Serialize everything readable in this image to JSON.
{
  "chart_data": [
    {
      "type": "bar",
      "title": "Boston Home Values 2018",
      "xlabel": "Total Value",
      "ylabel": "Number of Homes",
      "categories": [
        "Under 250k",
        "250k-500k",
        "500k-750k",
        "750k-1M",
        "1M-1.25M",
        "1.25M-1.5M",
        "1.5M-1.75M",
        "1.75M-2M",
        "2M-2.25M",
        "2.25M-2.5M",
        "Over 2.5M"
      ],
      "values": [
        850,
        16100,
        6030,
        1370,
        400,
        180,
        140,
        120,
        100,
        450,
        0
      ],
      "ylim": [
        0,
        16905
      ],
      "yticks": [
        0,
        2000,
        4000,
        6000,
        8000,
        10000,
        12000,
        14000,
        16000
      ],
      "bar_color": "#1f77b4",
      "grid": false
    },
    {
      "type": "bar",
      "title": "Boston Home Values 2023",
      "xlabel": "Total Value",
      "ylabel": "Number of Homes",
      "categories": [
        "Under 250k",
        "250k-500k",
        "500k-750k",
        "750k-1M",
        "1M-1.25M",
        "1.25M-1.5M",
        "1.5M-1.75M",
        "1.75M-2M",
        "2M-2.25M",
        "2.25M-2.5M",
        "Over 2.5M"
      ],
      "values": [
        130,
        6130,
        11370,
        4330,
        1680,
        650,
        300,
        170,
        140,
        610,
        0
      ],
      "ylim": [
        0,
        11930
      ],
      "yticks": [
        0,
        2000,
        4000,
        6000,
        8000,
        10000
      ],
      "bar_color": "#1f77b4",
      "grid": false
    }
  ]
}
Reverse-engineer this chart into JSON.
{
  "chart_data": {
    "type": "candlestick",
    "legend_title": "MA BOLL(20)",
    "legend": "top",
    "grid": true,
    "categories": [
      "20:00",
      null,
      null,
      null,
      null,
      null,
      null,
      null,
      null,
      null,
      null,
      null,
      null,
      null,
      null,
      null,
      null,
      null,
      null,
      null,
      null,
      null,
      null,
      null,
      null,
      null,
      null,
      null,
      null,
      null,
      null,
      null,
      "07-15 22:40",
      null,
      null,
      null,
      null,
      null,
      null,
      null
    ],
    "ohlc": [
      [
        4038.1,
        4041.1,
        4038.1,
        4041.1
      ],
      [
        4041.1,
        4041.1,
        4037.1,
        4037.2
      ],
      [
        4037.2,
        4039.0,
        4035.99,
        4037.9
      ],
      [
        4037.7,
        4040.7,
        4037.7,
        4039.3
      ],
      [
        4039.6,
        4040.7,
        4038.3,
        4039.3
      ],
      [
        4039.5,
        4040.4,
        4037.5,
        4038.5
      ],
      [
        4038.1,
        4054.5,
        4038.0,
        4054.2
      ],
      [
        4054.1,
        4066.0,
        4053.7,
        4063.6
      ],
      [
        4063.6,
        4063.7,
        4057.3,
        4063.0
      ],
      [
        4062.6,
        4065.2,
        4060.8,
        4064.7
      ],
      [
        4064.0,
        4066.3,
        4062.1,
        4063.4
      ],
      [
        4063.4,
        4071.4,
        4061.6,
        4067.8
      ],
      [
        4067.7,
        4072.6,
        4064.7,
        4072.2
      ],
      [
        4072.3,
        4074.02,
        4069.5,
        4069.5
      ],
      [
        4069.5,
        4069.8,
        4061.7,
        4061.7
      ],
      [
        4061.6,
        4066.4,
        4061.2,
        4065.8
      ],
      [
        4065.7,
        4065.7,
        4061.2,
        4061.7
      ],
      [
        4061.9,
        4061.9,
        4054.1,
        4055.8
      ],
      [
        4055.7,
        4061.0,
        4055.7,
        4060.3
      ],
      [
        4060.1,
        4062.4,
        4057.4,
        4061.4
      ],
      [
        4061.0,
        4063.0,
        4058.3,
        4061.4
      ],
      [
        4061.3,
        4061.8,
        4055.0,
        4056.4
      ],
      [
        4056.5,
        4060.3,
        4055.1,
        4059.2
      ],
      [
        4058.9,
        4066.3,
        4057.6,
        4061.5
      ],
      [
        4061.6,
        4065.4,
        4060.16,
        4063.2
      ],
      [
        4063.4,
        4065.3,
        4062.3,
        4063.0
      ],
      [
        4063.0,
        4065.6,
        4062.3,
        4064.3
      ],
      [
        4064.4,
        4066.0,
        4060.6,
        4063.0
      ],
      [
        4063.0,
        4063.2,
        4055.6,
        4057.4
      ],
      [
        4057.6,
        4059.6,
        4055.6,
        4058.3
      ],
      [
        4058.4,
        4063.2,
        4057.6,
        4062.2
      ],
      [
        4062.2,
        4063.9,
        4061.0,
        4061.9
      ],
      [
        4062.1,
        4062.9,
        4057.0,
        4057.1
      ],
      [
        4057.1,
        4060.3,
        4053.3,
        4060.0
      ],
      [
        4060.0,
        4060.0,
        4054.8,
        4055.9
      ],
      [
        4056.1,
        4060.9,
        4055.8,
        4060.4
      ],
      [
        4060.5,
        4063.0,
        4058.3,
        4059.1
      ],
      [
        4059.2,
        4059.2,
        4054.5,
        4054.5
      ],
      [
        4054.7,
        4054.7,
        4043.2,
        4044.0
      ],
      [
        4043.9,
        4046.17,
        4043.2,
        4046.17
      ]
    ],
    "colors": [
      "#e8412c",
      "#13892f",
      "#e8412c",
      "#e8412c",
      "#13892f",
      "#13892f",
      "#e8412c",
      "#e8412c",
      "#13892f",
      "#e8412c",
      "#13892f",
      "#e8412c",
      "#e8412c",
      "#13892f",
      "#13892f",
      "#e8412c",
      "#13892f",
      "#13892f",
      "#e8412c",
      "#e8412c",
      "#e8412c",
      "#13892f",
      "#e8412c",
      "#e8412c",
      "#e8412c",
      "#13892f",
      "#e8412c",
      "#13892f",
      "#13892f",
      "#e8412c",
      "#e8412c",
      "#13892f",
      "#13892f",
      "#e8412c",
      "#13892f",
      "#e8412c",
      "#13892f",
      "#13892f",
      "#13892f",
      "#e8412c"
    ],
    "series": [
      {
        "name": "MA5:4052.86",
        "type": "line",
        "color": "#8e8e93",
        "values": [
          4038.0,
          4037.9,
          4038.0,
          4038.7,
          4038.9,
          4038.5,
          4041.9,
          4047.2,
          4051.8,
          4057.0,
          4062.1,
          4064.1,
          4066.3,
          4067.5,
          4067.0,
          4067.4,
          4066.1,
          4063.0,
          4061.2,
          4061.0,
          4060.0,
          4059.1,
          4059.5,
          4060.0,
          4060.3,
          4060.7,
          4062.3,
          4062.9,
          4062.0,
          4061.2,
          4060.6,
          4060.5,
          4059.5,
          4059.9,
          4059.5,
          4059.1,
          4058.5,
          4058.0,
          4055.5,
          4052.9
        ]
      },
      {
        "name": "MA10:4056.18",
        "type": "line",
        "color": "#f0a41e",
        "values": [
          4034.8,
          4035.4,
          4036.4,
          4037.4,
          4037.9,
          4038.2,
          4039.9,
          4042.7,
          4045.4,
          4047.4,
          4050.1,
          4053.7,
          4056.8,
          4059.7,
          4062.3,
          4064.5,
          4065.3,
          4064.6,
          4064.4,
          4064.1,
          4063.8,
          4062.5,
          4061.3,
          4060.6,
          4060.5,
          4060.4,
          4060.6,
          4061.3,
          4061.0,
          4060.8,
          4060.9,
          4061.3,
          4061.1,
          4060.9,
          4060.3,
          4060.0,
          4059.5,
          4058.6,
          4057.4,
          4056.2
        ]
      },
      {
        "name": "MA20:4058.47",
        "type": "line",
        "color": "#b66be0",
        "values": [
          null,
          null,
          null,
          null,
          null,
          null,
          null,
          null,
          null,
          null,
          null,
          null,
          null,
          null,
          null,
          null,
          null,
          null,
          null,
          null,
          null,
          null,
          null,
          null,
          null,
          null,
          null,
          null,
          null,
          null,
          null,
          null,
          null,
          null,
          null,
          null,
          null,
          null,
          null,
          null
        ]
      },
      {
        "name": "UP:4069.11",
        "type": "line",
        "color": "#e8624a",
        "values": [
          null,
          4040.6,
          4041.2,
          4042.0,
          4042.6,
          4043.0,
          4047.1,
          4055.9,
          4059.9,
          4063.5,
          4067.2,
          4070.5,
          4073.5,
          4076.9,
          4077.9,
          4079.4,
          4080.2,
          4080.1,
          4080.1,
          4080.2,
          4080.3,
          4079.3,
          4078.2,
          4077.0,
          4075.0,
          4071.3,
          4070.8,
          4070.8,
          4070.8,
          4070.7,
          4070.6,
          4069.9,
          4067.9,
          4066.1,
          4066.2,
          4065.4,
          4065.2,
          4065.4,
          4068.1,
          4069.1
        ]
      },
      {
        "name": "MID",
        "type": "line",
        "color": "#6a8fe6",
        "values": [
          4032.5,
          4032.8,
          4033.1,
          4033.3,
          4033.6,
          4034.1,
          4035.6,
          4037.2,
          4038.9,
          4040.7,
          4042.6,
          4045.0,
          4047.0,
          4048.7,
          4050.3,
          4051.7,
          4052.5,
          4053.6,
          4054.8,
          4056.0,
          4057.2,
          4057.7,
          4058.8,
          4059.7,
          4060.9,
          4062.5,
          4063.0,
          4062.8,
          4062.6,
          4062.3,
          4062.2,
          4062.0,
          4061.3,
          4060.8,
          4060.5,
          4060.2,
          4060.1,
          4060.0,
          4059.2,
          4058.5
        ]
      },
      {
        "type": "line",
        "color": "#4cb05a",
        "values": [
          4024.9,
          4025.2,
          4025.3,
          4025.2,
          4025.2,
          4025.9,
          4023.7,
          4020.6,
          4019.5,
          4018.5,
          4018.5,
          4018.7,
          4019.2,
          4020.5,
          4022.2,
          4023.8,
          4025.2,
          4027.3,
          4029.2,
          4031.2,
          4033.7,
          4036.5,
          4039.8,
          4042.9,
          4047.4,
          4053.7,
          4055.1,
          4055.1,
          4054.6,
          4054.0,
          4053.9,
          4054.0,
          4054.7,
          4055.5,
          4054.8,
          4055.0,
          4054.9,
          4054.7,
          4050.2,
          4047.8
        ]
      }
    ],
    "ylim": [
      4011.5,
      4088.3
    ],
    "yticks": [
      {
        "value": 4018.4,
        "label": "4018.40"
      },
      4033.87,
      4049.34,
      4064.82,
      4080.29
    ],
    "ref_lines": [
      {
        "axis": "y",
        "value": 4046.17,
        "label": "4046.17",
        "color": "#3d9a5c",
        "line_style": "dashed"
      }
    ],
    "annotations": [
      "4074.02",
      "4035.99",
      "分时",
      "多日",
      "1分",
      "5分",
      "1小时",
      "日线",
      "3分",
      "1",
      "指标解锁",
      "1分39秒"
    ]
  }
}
=======
EXERCISE PROMPT: Your answer should be one number: how many lines in the material above contain the string "this".

EXERCISE ANSWER: 2